_Required action_: Exactly as written, return every line of the data below.

+ + + +

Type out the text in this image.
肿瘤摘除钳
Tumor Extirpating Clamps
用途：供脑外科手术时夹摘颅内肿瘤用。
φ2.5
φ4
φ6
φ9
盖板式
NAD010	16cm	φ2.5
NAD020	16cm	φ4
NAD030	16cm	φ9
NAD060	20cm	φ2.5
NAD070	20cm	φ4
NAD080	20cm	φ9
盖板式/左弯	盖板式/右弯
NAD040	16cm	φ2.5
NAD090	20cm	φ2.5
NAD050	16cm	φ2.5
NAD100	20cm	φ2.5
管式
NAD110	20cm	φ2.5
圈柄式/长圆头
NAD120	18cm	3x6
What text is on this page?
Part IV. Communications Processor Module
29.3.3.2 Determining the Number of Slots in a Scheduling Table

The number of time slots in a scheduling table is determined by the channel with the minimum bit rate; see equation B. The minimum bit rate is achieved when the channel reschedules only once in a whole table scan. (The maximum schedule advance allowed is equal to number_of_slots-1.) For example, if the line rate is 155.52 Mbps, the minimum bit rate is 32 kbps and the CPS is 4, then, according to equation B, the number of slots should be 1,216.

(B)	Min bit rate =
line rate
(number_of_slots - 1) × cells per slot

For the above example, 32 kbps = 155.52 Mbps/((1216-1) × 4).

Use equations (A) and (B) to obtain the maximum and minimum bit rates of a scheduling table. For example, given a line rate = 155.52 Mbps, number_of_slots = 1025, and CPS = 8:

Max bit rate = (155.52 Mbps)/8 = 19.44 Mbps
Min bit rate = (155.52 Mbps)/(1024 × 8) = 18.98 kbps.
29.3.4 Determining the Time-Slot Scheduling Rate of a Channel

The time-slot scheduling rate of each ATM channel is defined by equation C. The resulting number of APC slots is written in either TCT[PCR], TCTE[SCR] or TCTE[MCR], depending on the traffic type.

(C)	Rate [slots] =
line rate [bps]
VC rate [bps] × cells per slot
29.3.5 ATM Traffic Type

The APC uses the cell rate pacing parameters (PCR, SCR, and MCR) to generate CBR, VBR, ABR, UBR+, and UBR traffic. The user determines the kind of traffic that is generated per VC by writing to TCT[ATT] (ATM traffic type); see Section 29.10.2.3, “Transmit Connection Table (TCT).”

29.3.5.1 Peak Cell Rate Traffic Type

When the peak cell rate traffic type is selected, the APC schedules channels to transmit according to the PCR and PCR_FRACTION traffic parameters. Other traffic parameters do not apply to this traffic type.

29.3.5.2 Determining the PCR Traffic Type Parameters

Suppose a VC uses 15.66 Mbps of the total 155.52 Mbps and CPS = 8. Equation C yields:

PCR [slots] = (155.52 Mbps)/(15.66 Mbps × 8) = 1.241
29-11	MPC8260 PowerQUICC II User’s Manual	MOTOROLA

+ + + +

_Task answer_:
Type out the text in this image.
肿瘤摘除钳
Tumor Extirpating Clamps
用途：供脑外科手术时夹摘颅内肿瘤用。
φ2.5
φ4
φ6
φ9
盖板式
NAD010	16cm	φ2.5
NAD020	16cm	φ4
NAD030	16cm	φ9
NAD060	20cm	φ2.5
NAD070	20cm	φ4
NAD080	20cm	φ9
盖板式/左弯	盖板式/右弯
NAD040	16cm	φ2.5
NAD090	20cm	φ2.5
NAD050	16cm	φ2.5
NAD100	20cm	φ2.5
管式
NAD110	20cm	φ2.5
圈柄式/长圆头
NAD120	18cm	3x6
What text is on this page?
Part IV. Communications Processor Module
29.3.3.2 Determining the Number of Slots in a Scheduling Table

The number of time slots in a scheduling table is determined by the channel with the minimum bit rate; see equation B. The minimum bit rate is achieved when the channel reschedules only once in a whole table scan. (The maximum schedule advance allowed is equal to number_of_slots-1.) For example, if the line rate is 155.52 Mbps, the minimum bit rate is 32 kbps and the CPS is 4, then, according to equation B, the number of slots should be 1,216.

(B)	Min bit rate =
line rate
(number_of_slots - 1) × cells per slot

For the above example, 32 kbps = 155.52 Mbps/((1216-1) × 4).

Use equations (A) and (B) to obtain the maximum and minimum bit rates of a scheduling table. For example, given a line rate = 155.52 Mbps, number_of_slots = 1025, and CPS = 8:

Max bit rate = (155.52 Mbps)/8 = 19.44 Mbps
Min bit rate = (155.52 Mbps)/(1024 × 8) = 18.98 kbps.
29.3.4 Determining the Time-Slot Scheduling Rate of a Channel

The time-slot scheduling rate of each ATM channel is defined by equation C. The resulting number of APC slots is written in either TCT[PCR], TCTE[SCR] or TCTE[MCR], depending on the traffic type.

(C)	Rate [slots] =
line rate [bps]
VC rate [bps] × cells per slot
29.3.5 ATM Traffic Type

The APC uses the cell rate pacing parameters (PCR, SCR, and MCR) to generate CBR, VBR, ABR, UBR+, and UBR traffic. The user determines the kind of traffic that is generated per VC by writing to TCT[ATT] (ATM traffic type); see Section 29.10.2.3, “Transmit Connection Table (TCT).”

29.3.5.1 Peak Cell Rate Traffic Type

When the peak cell rate traffic type is selected, the APC schedules channels to transmit according to the PCR and PCR_FRACTION traffic parameters. Other traffic parameters do not apply to this traffic type.

29.3.5.2 Determining the PCR Traffic Type Parameters

Suppose a VC uses 15.66 Mbps of the total 155.52 Mbps and CPS = 8. Equation C yields:

PCR [slots] = (155.52 Mbps)/(15.66 Mbps × 8) = 1.241
29-11	MPC8260 PowerQUICC II User’s Manual	MOTOROLA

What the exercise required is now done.